EXERCISE: Transcribe every line, keeping it exact.

★ ★ ★ ★ ★

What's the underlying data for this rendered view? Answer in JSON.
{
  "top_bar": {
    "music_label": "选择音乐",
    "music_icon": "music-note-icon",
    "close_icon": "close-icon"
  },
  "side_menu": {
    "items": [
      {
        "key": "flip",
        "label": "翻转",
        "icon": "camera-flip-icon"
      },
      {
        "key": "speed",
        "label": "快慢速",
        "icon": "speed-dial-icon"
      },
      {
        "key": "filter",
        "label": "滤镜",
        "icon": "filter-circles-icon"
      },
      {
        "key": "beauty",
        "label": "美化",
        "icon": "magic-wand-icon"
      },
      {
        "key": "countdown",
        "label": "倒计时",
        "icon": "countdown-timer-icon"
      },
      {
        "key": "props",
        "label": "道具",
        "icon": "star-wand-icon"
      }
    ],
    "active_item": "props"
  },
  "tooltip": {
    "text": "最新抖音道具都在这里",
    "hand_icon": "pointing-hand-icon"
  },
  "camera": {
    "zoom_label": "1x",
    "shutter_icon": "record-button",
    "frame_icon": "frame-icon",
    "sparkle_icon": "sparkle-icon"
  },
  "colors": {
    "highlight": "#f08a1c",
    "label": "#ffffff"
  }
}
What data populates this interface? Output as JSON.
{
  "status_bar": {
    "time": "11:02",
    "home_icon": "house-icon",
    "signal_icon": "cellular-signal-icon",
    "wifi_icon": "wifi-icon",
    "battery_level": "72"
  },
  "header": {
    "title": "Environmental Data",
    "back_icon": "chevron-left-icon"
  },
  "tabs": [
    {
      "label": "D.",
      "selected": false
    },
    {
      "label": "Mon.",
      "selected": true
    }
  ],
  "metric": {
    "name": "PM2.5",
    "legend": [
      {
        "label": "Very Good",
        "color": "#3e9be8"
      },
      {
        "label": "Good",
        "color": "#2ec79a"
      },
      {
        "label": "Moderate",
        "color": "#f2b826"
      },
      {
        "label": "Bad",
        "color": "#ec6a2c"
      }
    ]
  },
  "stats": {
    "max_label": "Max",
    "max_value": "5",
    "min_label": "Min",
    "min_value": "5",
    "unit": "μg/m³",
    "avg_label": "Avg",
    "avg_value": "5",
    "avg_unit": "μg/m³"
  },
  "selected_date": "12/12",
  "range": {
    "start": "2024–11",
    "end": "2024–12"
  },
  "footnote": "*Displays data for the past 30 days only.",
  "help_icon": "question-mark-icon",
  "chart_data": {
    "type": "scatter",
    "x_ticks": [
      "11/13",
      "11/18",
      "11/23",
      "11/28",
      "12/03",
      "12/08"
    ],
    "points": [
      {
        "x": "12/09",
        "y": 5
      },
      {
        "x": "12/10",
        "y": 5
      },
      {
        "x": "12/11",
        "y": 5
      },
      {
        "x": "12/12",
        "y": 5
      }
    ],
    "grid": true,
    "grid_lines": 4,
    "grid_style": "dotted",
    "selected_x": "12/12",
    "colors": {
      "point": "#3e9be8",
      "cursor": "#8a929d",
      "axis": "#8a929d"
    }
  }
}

★ ★ ★ ★ ★

CORRECT ANSWER:
What's the underlying data for this rendered view? Answer in JSON.
{
  "top_bar": {
    "music_label": "选择音乐",
    "music_icon": "music-note-icon",
    "close_icon": "close-icon"
  },
  "side_menu": {
    "items": [
      {
        "key": "flip",
        "label": "翻转",
        "icon": "camera-flip-icon"
      },
      {
        "key": "speed",
        "label": "快慢速",
        "icon": "speed-dial-icon"
      },
      {
        "key": "filter",
        "label": "滤镜",
        "icon": "filter-circles-icon"
      },
      {
        "key": "beauty",
        "label": "美化",
        "icon": "magic-wand-icon"
      },
      {
        "key": "countdown",
        "label": "倒计时",
        "icon": "countdown-timer-icon"
      },
      {
        "key": "props",
        "label": "道具",
        "icon": "star-wand-icon"
      }
    ],
    "active_item": "props"
  },
  "tooltip": {
    "text": "最新抖音道具都在这里",
    "hand_icon": "pointing-hand-icon"
  },
  "camera": {
    "zoom_label": "1x",
    "shutter_icon": "record-button",
    "frame_icon": "frame-icon",
    "sparkle_icon": "sparkle-icon"
  },
  "colors": {
    "highlight": "#f08a1c",
    "label": "#ffffff"
  }
}
What data populates this interface? Output as JSON.
{
  "status_bar": {
    "time": "11:02",
    "home_icon": "house-icon",
    "signal_icon": "cellular-signal-icon",
    "wifi_icon": "wifi-icon",
    "battery_level": "72"
  },
  "header": {
    "title": "Environmental Data",
    "back_icon": "chevron-left-icon"
  },
  "tabs": [
    {
      "label": "D.",
      "selected": false
    },
    {
      "label": "Mon.",
      "selected": true
    }
  ],
  "metric": {
    "name": "PM2.5",
    "legend": [
      {
        "label": "Very Good",
        "color": "#3e9be8"
      },
      {
        "label": "Good",
        "color": "#2ec79a"
      },
      {
        "label": "Moderate",
        "color": "#f2b826"
      },
      {
        "label": "Bad",
        "color": "#ec6a2c"
      }
    ]
  },
  "stats": {
    "max_label": "Max",
    "max_value": "5",
    "min_label": "Min",
    "min_value": "5",
    "unit": "μg/m³",
    "avg_label": "Avg",
    "avg_value": "5",
    "avg_unit": "μg/m³"
  },
  "selected_date": "12/12",
  "range": {
    "start": "2024–11",
    "end": "2024–12"
  },
  "footnote": "*Displays data for the past 30 days only.",
  "help_icon": "question-mark-icon",
  "chart_data": {
    "type": "scatter",
    "x_ticks": [
      "11/13",
      "11/18",
      "11/23",
      "11/28",
      "12/03",
      "12/08"
    ],
    "points": [
      {
        "x": "12/09",
        "y": 5
      },
      {
        "x": "12/10",
        "y": 5
      },
      {
        "x": "12/11",
        "y": 5
      },
      {
        "x": "12/12",
        "y": 5
      }
    ],
    "grid": true,
    "grid_lines": 4,
    "grid_style": "dotted",
    "selected_x": "12/12",
    "colors": {
      "point": "#3e9be8",
      "cursor": "#8a929d",
      "axis": "#8a929d"
    }
  }
}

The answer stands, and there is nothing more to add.